Stored records
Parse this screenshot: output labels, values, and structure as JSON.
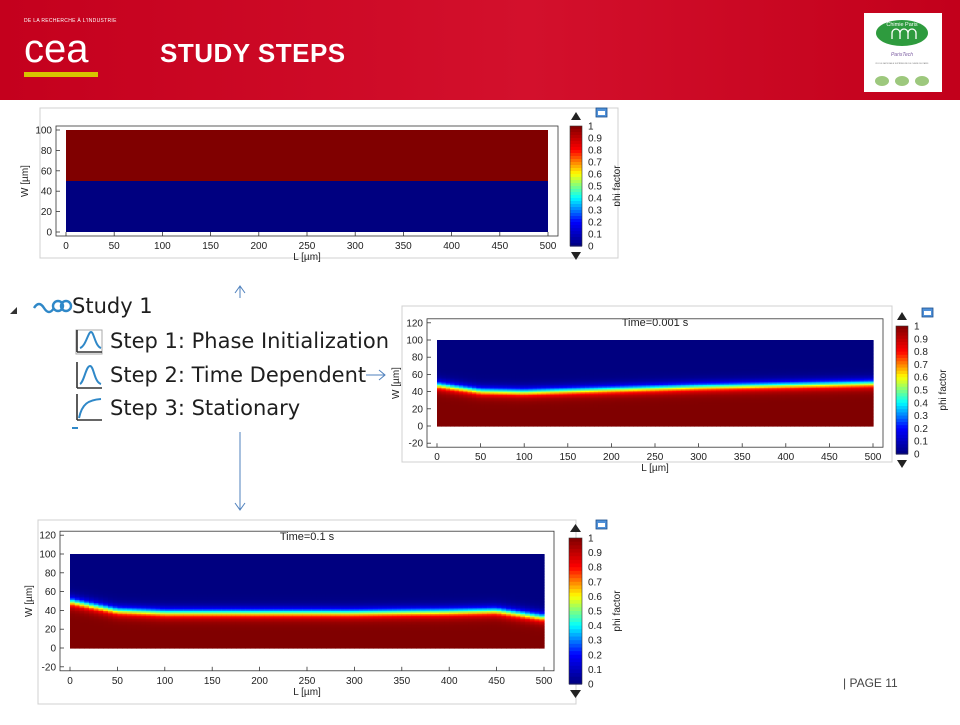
{
  "header": {
    "org_tagline": "DE LA RECHERCHE À L'INDUSTRIE",
    "logo_text": "cea",
    "title": "STUDY STEPS",
    "partner_logo": {
      "line1": "Chimie Paris",
      "line2": "ParisTech",
      "line3": "ÉCOLE NATIONALE SUPÉRIEURE DE CHIMIE DE PARIS"
    }
  },
  "tree": {
    "study_label": "Study 1",
    "steps": [
      {
        "label": "Step 1: Phase Initialization",
        "icon": "phase-init-icon"
      },
      {
        "label": "Step 2: Time Dependent",
        "icon": "time-dependent-icon"
      },
      {
        "label": "Step 3: Stationary",
        "icon": "stationary-icon"
      }
    ]
  },
  "footer": {
    "page_label": "| PAGE 11"
  },
  "chart_data": [
    {
      "type": "heatmap",
      "title": "",
      "xlabel": "L [µm]",
      "ylabel": "W [µm]",
      "xlim": [
        0,
        500
      ],
      "ylim": [
        0,
        100
      ],
      "x_ticks": [
        0,
        50,
        100,
        150,
        200,
        250,
        300,
        350,
        400,
        450,
        500
      ],
      "y_ticks": [
        0,
        20,
        40,
        60,
        80,
        100
      ],
      "colorbar": {
        "label": "phi factor",
        "range": [
          0,
          1
        ],
        "ticks": [
          1,
          0.9,
          0.8,
          0.7,
          0.6,
          0.5,
          0.4,
          0.3,
          0.2,
          0.1,
          0
        ]
      },
      "field": {
        "description": "phi = 1 for W > 50, phi = 0 for W < 50",
        "interface_w": 50
      }
    },
    {
      "type": "heatmap",
      "title": "Time=0.001 s",
      "xlabel": "L [µm]",
      "ylabel": "W [µm]",
      "xlim": [
        0,
        500
      ],
      "ylim": [
        -20,
        120
      ],
      "x_ticks": [
        0,
        50,
        100,
        150,
        200,
        250,
        300,
        350,
        400,
        450,
        500
      ],
      "y_ticks": [
        -20,
        0,
        20,
        40,
        60,
        80,
        100,
        120
      ],
      "colorbar": {
        "label": "phi factor",
        "range": [
          0,
          1
        ],
        "ticks": [
          1,
          0.9,
          0.8,
          0.7,
          0.6,
          0.5,
          0.4,
          0.3,
          0.2,
          0.1,
          0
        ]
      },
      "interface": {
        "L": [
          0,
          50,
          100,
          200,
          300,
          400,
          500
        ],
        "W": [
          48,
          41,
          40,
          43,
          46,
          48,
          50
        ]
      }
    },
    {
      "type": "heatmap",
      "title": "Time=0.1 s",
      "xlabel": "L [µm]",
      "ylabel": "W [µm]",
      "xlim": [
        0,
        500
      ],
      "ylim": [
        -20,
        120
      ],
      "x_ticks": [
        0,
        50,
        100,
        150,
        200,
        250,
        300,
        350,
        400,
        450,
        500
      ],
      "y_ticks": [
        -20,
        0,
        20,
        40,
        60,
        80,
        100,
        120
      ],
      "colorbar": {
        "label": "phi factor",
        "range": [
          0,
          1
        ],
        "ticks": [
          1,
          0.9,
          0.8,
          0.7,
          0.6,
          0.5,
          0.4,
          0.3,
          0.2,
          0.1,
          0
        ]
      },
      "interface": {
        "L": [
          0,
          50,
          100,
          200,
          300,
          400,
          450,
          500
        ],
        "W": [
          50,
          40,
          38,
          38,
          38,
          39,
          40,
          33
        ]
      }
    }
  ]
}
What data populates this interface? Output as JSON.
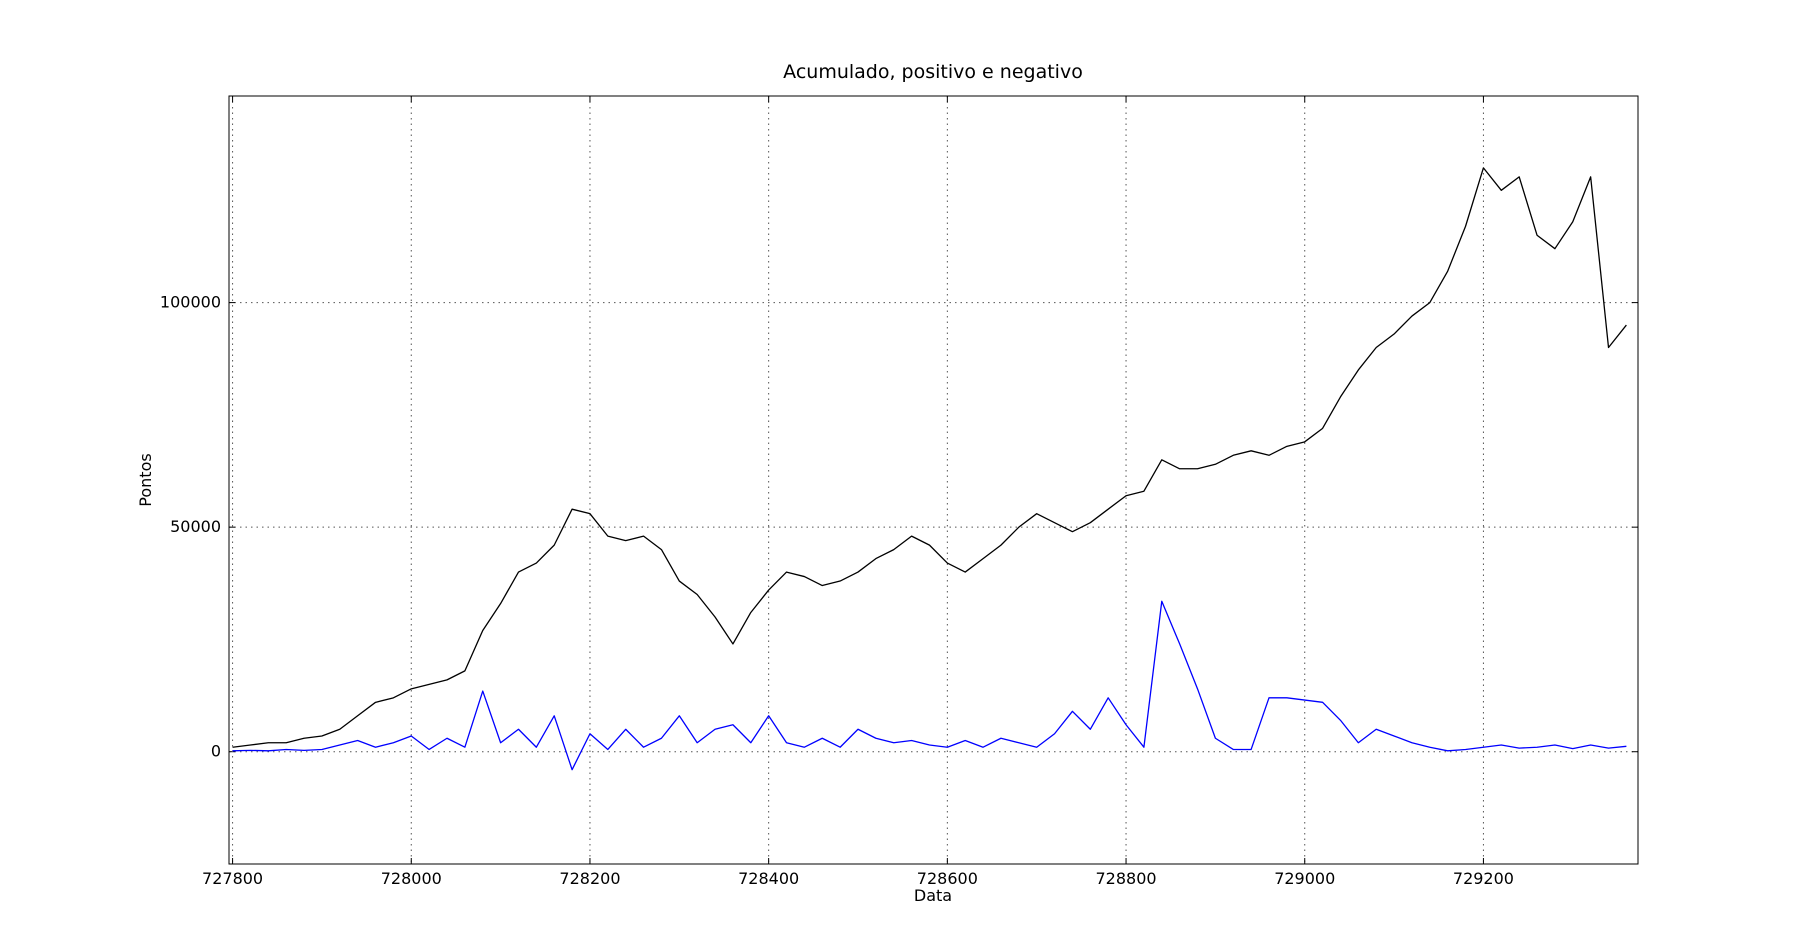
{
  "chart_data": {
    "type": "line",
    "title": "Acumulado, positivo e negativo",
    "x_label": "Data",
    "y_label": "Pontos",
    "x": [
      727800,
      727820,
      727840,
      727860,
      727880,
      727900,
      727920,
      727940,
      727960,
      727980,
      728000,
      728020,
      728040,
      728060,
      728080,
      728100,
      728120,
      728140,
      728160,
      728180,
      728200,
      728220,
      728240,
      728260,
      728280,
      728300,
      728320,
      728340,
      728360,
      728380,
      728400,
      728420,
      728440,
      728460,
      728480,
      728500,
      728520,
      728540,
      728560,
      728580,
      728600,
      728620,
      728640,
      728660,
      728680,
      728700,
      728720,
      728740,
      728760,
      728780,
      728800,
      728820,
      728840,
      728860,
      728880,
      728900,
      728920,
      728940,
      728960,
      728980,
      729000,
      729020,
      729040,
      729060,
      729080,
      729100,
      729120,
      729140,
      729160,
      729180,
      729200,
      729220,
      729240,
      729260,
      729280,
      729300,
      729320,
      729340,
      729360
    ],
    "series": [
      {
        "color": "#000000",
        "values": [
          1000,
          1500,
          2000,
          2000,
          3000,
          3500,
          5000,
          8000,
          11000,
          12000,
          14000,
          15000,
          16000,
          18000,
          27000,
          33000,
          40000,
          42000,
          46000,
          54000,
          53000,
          48000,
          47000,
          48000,
          45000,
          38000,
          35000,
          30000,
          24000,
          31000,
          36000,
          40000,
          39000,
          37000,
          38000,
          40000,
          43000,
          45000,
          48000,
          46000,
          42000,
          40000,
          43000,
          46000,
          50000,
          53000,
          51000,
          49000,
          51000,
          54000,
          57000,
          58000,
          65000,
          63000,
          63000,
          64000,
          66000,
          67000,
          66000,
          68000,
          69000,
          72000,
          79000,
          85000,
          90000,
          93000,
          97000,
          100000,
          107000,
          117000,
          130000,
          125000,
          128000,
          115000,
          112000,
          118000,
          128000,
          90000,
          95000
        ]
      },
      {
        "color": "#0000ff",
        "values": [
          200,
          300,
          200,
          500,
          300,
          500,
          1500,
          2500,
          1000,
          2000,
          3500,
          500,
          3000,
          1000,
          13500,
          2000,
          5000,
          1000,
          8000,
          -4000,
          4000,
          500,
          5000,
          1000,
          3000,
          8000,
          2000,
          5000,
          6000,
          2000,
          8000,
          2000,
          1000,
          3000,
          1000,
          5000,
          3000,
          2000,
          2500,
          1500,
          1000,
          2500,
          1000,
          3000,
          2000,
          1000,
          4000,
          9000,
          5000,
          12000,
          6000,
          1000,
          33500,
          24000,
          14000,
          3000,
          500,
          500,
          12000,
          12000,
          11500,
          11000,
          7000,
          2000,
          5000,
          3500,
          2000,
          1000,
          200,
          500,
          1000,
          1500,
          800,
          1000,
          1500,
          700,
          1500,
          800,
          1200
        ]
      }
    ],
    "xlim": [
      727796,
      729373
    ],
    "ylim": [
      -25000,
      146000
    ],
    "xticks": [
      727800,
      728000,
      728200,
      728400,
      728600,
      728800,
      729000,
      729200
    ],
    "yticks": [
      0,
      50000,
      100000
    ],
    "grid": true
  }
}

[EXERCISE INSTRUCTIONS]:
Search the entries for the word "JSON", then gather every line that has it.

[FULL OUTPUT]:
Parse this screenshot: output labels, values, and structure as JSON.
What data populates this interface? Output as JSON.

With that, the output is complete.